Given task: Reproduce each line of the entries below verbatim, omitting the pictures.

══════

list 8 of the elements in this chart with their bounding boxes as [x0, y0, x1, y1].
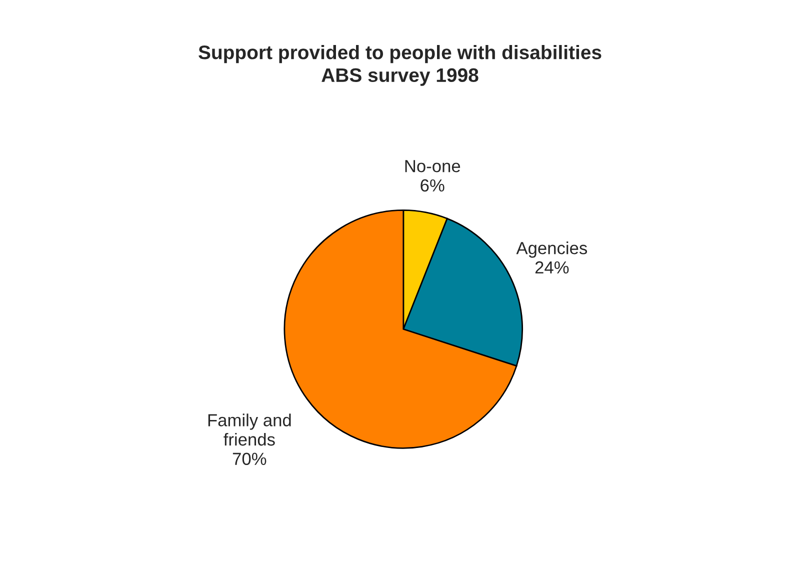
chart-title: Support provided to people with disabilities — [198, 44, 602, 64]
chart-subtitle: ABS survey 1998 — [322, 68, 478, 86]
slice-label: Family and friends — [208, 414, 291, 446]
data-label: 70% — [232, 452, 266, 466]
data-label: 24% — [535, 261, 569, 274]
data-label: 6% — [420, 179, 444, 192]
slice-label: Agencies — [516, 242, 588, 258]
slice-label: No-one — [405, 160, 460, 172]
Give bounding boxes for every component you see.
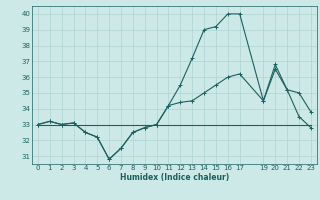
X-axis label: Humidex (Indice chaleur): Humidex (Indice chaleur): [120, 173, 229, 182]
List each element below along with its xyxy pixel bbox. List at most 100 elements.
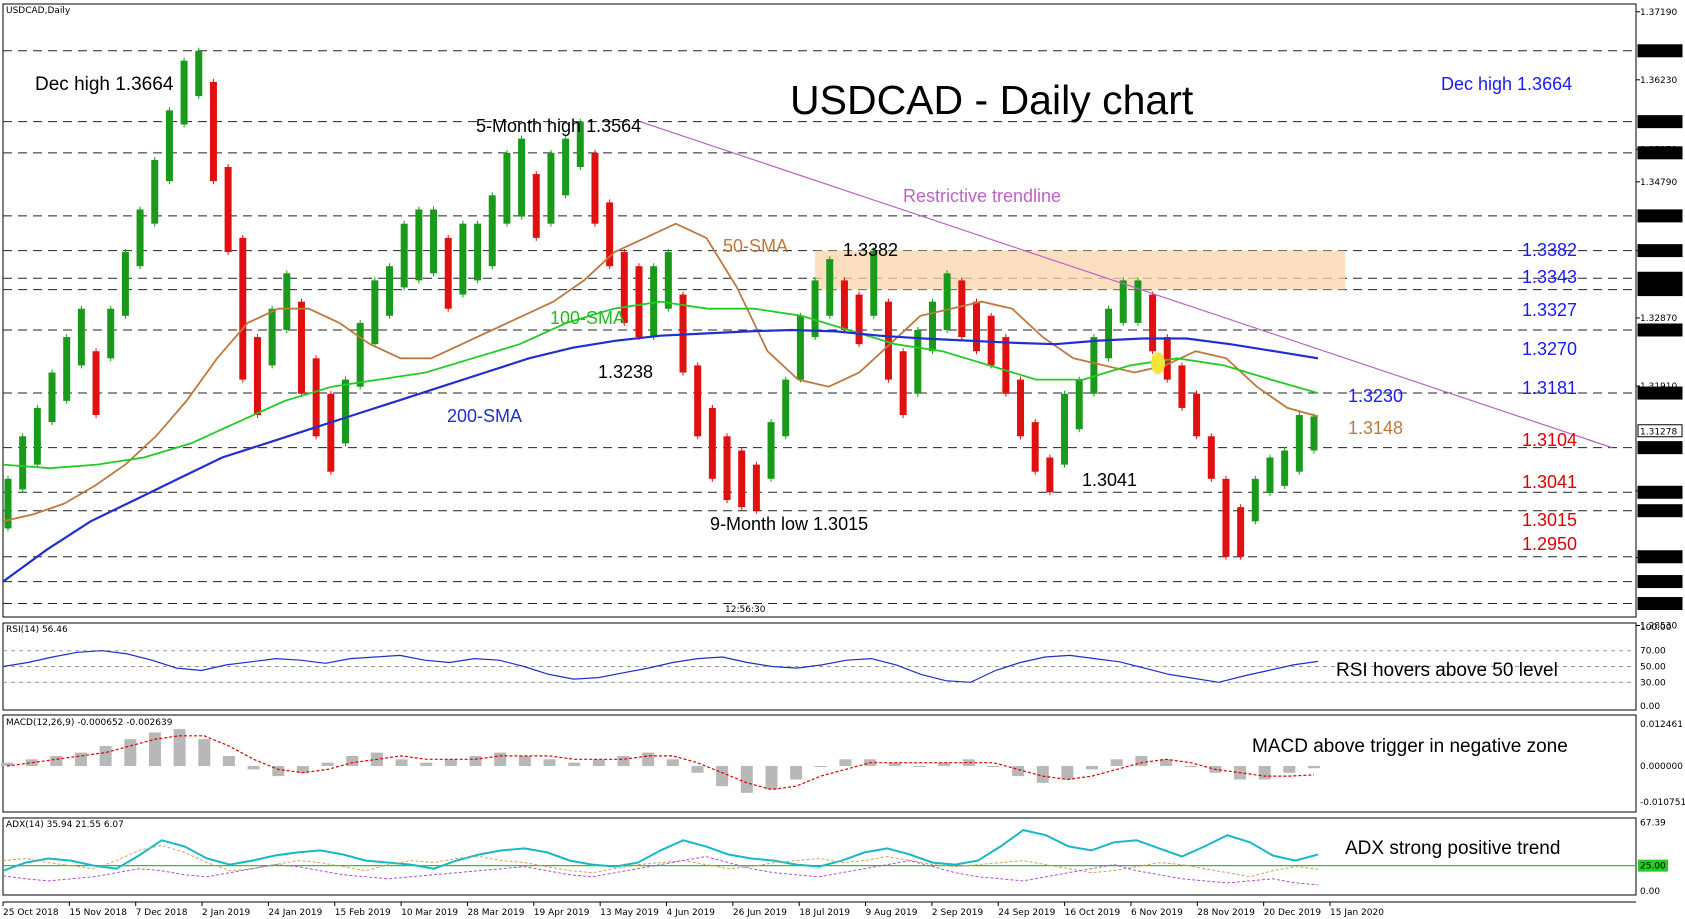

══════

Task solution:
list 8 of the elements in this chart with their bounding boxes as [x0, y0, x1, y1].
chart-title: Support provided to people with disabilities — [198, 44, 602, 64]
chart-subtitle: ABS survey 1998 — [322, 68, 478, 86]
slice-label: Family and friends — [208, 414, 291, 446]
data-label: 70% — [232, 452, 266, 466]
data-label: 24% — [535, 261, 569, 274]
data-label: 6% — [420, 179, 444, 192]
slice-label: Agencies — [516, 242, 588, 258]
slice-label: No-one — [405, 160, 460, 172]
Give bounding boxes for every component you see.
X-axis label: Humidex (Indice chaleur): Humidex (Indice chaleur): [120, 173, 229, 182]
List each element below along with its xyxy pixel bbox. List at most 100 elements.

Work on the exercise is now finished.